● Challenge
Repeat each entry in full, exactly.

● Provided data
[START]
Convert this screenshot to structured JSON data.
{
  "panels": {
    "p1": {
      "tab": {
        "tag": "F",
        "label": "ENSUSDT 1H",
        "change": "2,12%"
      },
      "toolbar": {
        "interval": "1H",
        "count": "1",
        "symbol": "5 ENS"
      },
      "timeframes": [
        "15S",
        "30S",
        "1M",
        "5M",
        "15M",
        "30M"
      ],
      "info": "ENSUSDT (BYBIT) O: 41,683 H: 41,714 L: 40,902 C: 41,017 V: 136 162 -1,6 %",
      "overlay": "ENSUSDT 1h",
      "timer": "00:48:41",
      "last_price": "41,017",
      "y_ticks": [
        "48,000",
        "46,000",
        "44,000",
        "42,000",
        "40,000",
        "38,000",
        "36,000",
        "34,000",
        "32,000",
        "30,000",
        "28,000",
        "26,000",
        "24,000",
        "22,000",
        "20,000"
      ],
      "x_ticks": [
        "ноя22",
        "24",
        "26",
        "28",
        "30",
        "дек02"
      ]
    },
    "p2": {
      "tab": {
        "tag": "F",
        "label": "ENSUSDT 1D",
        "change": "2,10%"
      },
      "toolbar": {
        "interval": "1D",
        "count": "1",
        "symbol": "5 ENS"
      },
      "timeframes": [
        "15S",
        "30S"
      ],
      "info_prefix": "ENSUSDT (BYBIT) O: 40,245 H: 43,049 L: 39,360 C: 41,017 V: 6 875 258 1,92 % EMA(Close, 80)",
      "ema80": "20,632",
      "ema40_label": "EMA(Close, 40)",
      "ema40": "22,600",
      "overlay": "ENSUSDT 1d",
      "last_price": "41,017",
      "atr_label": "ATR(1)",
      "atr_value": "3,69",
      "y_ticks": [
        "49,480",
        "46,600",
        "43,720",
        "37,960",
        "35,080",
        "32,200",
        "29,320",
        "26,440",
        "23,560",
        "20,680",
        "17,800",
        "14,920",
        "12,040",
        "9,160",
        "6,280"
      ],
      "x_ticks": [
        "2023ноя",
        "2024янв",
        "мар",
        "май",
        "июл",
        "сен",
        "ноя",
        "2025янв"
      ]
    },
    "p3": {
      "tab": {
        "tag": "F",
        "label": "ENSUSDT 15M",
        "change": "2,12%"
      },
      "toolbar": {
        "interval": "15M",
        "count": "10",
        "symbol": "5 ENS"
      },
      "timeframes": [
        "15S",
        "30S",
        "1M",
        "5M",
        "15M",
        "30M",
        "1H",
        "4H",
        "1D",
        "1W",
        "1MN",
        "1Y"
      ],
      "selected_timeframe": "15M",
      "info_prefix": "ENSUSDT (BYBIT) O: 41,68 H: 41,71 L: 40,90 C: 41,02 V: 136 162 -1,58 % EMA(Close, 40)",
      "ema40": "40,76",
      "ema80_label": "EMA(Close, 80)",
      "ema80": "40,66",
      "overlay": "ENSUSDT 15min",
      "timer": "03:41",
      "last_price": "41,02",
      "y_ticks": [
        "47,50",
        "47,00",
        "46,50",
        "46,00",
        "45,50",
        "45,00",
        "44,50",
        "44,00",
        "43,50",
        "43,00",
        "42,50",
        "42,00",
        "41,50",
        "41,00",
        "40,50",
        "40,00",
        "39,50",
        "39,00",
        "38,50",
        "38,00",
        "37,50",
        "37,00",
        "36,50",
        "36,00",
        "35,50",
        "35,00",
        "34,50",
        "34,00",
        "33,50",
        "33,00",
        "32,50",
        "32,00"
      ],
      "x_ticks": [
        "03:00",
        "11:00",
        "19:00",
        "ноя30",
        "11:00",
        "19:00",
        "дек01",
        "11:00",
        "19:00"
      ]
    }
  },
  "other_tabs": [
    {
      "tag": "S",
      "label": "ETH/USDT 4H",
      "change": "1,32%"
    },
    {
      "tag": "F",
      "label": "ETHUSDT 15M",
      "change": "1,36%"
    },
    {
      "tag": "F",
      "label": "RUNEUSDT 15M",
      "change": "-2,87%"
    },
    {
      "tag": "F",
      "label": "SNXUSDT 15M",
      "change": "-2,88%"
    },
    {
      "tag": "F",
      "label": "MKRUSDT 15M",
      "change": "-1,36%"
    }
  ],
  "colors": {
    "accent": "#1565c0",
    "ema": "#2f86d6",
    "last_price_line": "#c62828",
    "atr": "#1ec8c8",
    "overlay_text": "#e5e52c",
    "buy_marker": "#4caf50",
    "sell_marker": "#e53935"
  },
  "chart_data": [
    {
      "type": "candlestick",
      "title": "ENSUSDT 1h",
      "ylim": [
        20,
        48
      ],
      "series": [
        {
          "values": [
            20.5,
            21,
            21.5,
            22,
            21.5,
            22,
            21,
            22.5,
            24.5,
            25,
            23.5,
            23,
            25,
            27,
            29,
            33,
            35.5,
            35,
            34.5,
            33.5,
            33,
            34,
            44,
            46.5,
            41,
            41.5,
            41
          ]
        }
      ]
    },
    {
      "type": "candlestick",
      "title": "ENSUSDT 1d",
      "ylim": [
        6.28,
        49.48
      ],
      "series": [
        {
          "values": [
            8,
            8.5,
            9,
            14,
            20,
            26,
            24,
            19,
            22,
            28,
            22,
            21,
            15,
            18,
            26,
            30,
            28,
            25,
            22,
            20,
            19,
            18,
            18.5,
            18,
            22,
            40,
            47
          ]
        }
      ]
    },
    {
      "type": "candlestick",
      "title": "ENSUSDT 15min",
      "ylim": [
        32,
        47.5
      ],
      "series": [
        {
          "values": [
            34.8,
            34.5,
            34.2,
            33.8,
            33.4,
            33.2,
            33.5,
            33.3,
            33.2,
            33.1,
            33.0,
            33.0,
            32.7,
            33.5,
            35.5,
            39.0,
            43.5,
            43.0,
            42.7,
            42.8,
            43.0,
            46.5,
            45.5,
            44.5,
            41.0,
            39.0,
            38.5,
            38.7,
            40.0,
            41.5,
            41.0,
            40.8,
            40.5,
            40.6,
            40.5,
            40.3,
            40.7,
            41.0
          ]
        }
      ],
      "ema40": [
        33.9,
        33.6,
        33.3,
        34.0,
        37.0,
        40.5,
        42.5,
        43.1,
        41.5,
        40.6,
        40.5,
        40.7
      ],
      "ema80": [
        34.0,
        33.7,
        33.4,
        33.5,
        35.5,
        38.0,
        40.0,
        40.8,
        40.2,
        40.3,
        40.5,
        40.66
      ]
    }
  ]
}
[END]
● The output
Convert this screenshot to structured JSON data.
{
  "panels": {
    "p1": {
      "tab": {
        "tag": "F",
        "label": "ENSUSDT 1H",
        "change": "2,12%"
      },
      "toolbar": {
        "interval": "1H",
        "count": "1",
        "symbol": "5 ENS"
      },
      "timeframes": [
        "15S",
        "30S",
        "1M",
        "5M",
        "15M",
        "30M"
      ],
      "info": "ENSUSDT (BYBIT) O: 41,683 H: 41,714 L: 40,902 C: 41,017 V: 136 162 -1,6 %",
      "overlay": "ENSUSDT 1h",
      "timer": "00:48:41",
      "last_price": "41,017",
      "y_ticks": [
        "48,000",
        "46,000",
        "44,000",
        "42,000",
        "40,000",
        "38,000",
        "36,000",
        "34,000",
        "32,000",
        "30,000",
        "28,000",
        "26,000",
        "24,000",
        "22,000",
        "20,000"
      ],
      "x_ticks": [
        "ноя22",
        "24",
        "26",
        "28",
        "30",
        "дек02"
      ]
    },
    "p2": {
      "tab": {
        "tag": "F",
        "label": "ENSUSDT 1D",
        "change": "2,10%"
      },
      "toolbar": {
        "interval": "1D",
        "count": "1",
        "symbol": "5 ENS"
      },
      "timeframes": [
        "15S",
        "30S"
      ],
      "info_prefix": "ENSUSDT (BYBIT) O: 40,245 H: 43,049 L: 39,360 C: 41,017 V: 6 875 258 1,92 % EMA(Close, 80)",
      "ema80": "20,632",
      "ema40_label": "EMA(Close, 40)",
      "ema40": "22,600",
      "overlay": "ENSUSDT 1d",
      "last_price": "41,017",
      "atr_label": "ATR(1)",
      "atr_value": "3,69",
      "y_ticks": [
        "49,480",
        "46,600",
        "43,720",
        "37,960",
        "35,080",
        "32,200",
        "29,320",
        "26,440",
        "23,560",
        "20,680",
        "17,800",
        "14,920",
        "12,040",
        "9,160",
        "6,280"
      ],
      "x_ticks": [
        "2023ноя",
        "2024янв",
        "мар",
        "май",
        "июл",
        "сен",
        "ноя",
        "2025янв"
      ]
    },
    "p3": {
      "tab": {
        "tag": "F",
        "label": "ENSUSDT 15M",
        "change": "2,12%"
      },
      "toolbar": {
        "interval": "15M",
        "count": "10",
        "symbol": "5 ENS"
      },
      "timeframes": [
        "15S",
        "30S",
        "1M",
        "5M",
        "15M",
        "30M",
        "1H",
        "4H",
        "1D",
        "1W",
        "1MN",
        "1Y"
      ],
      "selected_timeframe": "15M",
      "info_prefix": "ENSUSDT (BYBIT) O: 41,68 H: 41,71 L: 40,90 C: 41,02 V: 136 162 -1,58 % EMA(Close, 40)",
      "ema40": "40,76",
      "ema80_label": "EMA(Close, 80)",
      "ema80": "40,66",
      "overlay": "ENSUSDT 15min",
      "timer": "03:41",
      "last_price": "41,02",
      "y_ticks": [
        "47,50",
        "47,00",
        "46,50",
        "46,00",
        "45,50",
        "45,00",
        "44,50",
        "44,00",
        "43,50",
        "43,00",
        "42,50",
        "42,00",
        "41,50",
        "41,00",
        "40,50",
        "40,00",
        "39,50",
        "39,00",
        "38,50",
        "38,00",
        "37,50",
        "37,00",
        "36,50",
        "36,00",
        "35,50",
        "35,00",
        "34,50",
        "34,00",
        "33,50",
        "33,00",
        "32,50",
        "32,00"
      ],
      "x_ticks": [
        "03:00",
        "11:00",
        "19:00",
        "ноя30",
        "11:00",
        "19:00",
        "дек01",
        "11:00",
        "19:00"
      ]
    }
  },
  "other_tabs": [
    {
      "tag": "S",
      "label": "ETH/USDT 4H",
      "change": "1,32%"
    },
    {
      "tag": "F",
      "label": "ETHUSDT 15M",
      "change": "1,36%"
    },
    {
      "tag": "F",
      "label": "RUNEUSDT 15M",
      "change": "-2,87%"
    },
    {
      "tag": "F",
      "label": "SNXUSDT 15M",
      "change": "-2,88%"
    },
    {
      "tag": "F",
      "label": "MKRUSDT 15M",
      "change": "-1,36%"
    }
  ],
  "colors": {
    "accent": "#1565c0",
    "ema": "#2f86d6",
    "last_price_line": "#c62828",
    "atr": "#1ec8c8",
    "overlay_text": "#e5e52c",
    "buy_marker": "#4caf50",
    "sell_marker": "#e53935"
  },
  "chart_data": [
    {
      "type": "candlestick",
      "title": "ENSUSDT 1h",
      "ylim": [
        20,
        48
      ],
      "series": [
        {
          "values": [
            20.5,
            21,
            21.5,
            22,
            21.5,
            22,
            21,
            22.5,
            24.5,
            25,
            23.5,
            23,
            25,
            27,
            29,
            33,
            35.5,
            35,
            34.5,
            33.5,
            33,
            34,
            44,
            46.5,
            41,
            41.5,
            41
          ]
        }
      ]
    },
    {
      "type": "candlestick",
      "title": "ENSUSDT 1d",
      "ylim": [
        6.28,
        49.48
      ],
      "series": [
        {
          "values": [
            8,
            8.5,
            9,
            14,
            20,
            26,
            24,
            19,
            22,
            28,
            22,
            21,
            15,
            18,
            26,
            30,
            28,
            25,
            22,
            20,
            19,
            18,
            18.5,
            18,
            22,
            40,
            47
          ]
        }
      ]
    },
    {
      "type": "candlestick",
      "title": "ENSUSDT 15min",
      "ylim": [
        32,
        47.5
      ],
      "series": [
        {
          "values": [
            34.8,
            34.5,
            34.2,
            33.8,
            33.4,
            33.2,
            33.5,
            33.3,
            33.2,
            33.1,
            33.0,
            33.0,
            32.7,
            33.5,
            35.5,
            39.0,
            43.5,
            43.0,
            42.7,
            42.8,
            43.0,
            46.5,
            45.5,
            44.5,
            41.0,
            39.0,
            38.5,
            38.7,
            40.0,
            41.5,
            41.0,
            40.8,
            40.5,
            40.6,
            40.5,
            40.3,
            40.7,
            41.0
          ]
        }
      ],
      "ema40": [
        33.9,
        33.6,
        33.3,
        34.0,
        37.0,
        40.5,
        42.5,
        43.1,
        41.5,
        40.6,
        40.5,
        40.7
      ],
      "ema80": [
        34.0,
        33.7,
        33.4,
        33.5,
        35.5,
        38.0,
        40.0,
        40.8,
        40.2,
        40.3,
        40.5,
        40.66
      ]
    }
  ]
}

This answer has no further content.